Start of Input

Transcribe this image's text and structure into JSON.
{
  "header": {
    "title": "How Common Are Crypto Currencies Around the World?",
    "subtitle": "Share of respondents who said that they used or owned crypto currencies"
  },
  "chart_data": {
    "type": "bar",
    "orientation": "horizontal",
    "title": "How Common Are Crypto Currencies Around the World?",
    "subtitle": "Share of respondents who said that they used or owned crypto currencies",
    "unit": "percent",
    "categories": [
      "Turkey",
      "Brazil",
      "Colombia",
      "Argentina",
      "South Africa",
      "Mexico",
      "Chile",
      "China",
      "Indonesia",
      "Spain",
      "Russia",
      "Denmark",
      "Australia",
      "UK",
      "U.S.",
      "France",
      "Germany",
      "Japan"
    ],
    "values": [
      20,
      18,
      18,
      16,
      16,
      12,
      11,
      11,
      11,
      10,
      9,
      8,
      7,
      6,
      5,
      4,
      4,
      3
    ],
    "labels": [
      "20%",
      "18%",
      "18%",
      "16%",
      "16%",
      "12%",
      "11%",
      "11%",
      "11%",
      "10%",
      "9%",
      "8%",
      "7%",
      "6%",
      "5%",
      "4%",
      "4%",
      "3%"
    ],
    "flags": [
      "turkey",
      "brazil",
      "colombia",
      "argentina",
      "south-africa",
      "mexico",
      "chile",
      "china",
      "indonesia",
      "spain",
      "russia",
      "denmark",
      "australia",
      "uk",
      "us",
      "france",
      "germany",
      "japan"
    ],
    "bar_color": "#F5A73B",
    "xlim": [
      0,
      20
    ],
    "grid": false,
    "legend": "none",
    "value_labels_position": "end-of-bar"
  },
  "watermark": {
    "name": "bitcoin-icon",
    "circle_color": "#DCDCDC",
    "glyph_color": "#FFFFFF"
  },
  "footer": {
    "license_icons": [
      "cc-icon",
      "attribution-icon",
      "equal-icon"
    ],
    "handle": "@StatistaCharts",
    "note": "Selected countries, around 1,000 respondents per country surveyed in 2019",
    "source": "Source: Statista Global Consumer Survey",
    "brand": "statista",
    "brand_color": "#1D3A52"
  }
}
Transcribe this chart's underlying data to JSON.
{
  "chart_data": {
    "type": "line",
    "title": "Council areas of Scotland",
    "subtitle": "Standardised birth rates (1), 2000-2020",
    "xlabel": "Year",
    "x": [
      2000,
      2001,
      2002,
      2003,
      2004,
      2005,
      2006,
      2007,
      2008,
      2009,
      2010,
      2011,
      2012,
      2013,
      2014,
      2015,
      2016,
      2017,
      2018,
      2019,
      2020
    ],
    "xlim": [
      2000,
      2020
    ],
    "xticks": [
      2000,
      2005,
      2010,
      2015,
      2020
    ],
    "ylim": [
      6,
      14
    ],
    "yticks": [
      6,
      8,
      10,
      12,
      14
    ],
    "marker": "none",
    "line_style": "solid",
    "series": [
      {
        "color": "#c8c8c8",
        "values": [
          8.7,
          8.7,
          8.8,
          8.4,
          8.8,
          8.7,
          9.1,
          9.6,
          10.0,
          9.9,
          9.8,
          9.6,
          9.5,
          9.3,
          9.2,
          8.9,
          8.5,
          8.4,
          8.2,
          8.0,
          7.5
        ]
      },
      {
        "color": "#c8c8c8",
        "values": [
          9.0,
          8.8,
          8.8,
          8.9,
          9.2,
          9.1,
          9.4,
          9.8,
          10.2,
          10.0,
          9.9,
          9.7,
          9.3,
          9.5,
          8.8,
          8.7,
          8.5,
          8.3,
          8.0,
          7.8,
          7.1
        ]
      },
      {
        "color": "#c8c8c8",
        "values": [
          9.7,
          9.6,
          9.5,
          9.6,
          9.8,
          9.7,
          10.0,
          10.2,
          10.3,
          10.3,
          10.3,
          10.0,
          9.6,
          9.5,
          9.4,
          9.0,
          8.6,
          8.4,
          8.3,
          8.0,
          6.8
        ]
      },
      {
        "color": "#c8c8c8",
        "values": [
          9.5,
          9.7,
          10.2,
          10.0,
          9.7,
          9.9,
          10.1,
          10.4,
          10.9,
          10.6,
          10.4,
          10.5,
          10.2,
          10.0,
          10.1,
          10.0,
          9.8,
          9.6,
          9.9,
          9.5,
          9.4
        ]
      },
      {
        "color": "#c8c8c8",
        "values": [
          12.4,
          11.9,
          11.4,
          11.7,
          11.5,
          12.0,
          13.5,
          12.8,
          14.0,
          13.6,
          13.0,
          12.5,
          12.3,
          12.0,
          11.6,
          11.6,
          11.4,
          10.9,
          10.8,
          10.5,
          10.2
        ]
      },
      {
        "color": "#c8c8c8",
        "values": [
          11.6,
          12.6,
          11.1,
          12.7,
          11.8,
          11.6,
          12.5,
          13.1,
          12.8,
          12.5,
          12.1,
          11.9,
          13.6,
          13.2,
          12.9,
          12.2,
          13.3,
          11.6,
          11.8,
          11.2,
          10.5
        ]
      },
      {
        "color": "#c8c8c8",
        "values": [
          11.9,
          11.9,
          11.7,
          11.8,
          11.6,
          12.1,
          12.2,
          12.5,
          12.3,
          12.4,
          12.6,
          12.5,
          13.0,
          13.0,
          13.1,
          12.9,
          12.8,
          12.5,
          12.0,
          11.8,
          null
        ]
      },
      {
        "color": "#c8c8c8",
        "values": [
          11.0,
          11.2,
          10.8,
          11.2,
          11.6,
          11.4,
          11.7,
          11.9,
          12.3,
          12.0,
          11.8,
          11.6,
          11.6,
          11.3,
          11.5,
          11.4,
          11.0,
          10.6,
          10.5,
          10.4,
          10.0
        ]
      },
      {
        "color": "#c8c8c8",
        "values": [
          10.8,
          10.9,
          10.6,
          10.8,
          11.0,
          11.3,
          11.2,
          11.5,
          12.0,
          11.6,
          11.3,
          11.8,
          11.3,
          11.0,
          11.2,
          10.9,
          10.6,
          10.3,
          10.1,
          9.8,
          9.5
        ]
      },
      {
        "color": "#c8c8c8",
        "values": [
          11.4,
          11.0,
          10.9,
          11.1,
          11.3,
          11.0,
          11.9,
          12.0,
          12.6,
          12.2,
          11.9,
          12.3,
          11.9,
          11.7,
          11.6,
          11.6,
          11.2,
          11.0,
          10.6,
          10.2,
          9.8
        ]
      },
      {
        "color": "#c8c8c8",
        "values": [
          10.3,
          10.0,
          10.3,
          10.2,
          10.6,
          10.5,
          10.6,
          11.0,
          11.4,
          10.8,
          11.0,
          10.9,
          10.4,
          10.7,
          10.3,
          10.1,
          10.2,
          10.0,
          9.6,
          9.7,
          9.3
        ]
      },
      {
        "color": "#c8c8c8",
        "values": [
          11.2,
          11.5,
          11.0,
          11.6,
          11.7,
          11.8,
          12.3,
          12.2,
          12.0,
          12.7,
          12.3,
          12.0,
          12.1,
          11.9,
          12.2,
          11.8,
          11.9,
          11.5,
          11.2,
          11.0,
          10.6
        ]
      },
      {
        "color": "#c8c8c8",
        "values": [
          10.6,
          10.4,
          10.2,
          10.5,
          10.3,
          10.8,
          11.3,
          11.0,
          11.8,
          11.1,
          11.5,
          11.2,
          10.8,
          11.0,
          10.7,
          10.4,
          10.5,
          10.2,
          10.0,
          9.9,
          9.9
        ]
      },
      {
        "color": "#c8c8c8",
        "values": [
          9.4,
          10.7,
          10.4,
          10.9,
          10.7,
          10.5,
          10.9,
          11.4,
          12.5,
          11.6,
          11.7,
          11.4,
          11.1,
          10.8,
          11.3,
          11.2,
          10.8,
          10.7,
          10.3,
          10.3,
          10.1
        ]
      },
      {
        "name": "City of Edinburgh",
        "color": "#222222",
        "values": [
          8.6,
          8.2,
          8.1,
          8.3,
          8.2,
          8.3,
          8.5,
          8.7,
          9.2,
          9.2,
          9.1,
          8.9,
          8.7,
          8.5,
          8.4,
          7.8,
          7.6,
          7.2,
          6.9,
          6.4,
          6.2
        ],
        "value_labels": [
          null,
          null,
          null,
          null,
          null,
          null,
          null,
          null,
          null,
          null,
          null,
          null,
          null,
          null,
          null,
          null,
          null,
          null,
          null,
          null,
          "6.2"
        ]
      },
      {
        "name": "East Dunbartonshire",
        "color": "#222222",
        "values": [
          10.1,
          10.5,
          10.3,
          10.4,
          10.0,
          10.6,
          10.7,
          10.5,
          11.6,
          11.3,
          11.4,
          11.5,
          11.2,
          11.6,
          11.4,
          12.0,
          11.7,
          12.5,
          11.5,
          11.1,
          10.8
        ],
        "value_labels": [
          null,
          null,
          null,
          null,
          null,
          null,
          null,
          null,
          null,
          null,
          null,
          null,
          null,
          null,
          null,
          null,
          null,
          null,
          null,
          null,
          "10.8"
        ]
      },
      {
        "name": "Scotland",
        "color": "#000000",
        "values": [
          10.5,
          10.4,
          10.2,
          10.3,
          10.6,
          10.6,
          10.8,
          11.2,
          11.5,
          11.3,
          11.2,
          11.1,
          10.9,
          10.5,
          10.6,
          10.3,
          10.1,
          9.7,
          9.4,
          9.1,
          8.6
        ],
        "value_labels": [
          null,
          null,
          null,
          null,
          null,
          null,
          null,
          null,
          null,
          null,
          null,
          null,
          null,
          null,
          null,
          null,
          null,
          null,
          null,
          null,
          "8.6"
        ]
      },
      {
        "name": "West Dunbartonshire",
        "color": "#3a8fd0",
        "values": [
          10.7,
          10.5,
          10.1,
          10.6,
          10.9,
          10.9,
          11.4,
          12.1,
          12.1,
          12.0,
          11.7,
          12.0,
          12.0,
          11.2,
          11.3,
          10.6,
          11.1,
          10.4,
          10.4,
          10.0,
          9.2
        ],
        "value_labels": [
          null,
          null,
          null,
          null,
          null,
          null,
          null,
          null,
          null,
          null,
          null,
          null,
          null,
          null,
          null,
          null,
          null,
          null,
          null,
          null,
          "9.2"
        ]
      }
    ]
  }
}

End of Input

Gather from the entries above all lines that include the string "used".

*Result of the exercise*
    "subtitle": "Share of respondents who said that they used or owned crypto currencies"
    "subtitle": "Share of respondents who said that they used or owned crypto currencies",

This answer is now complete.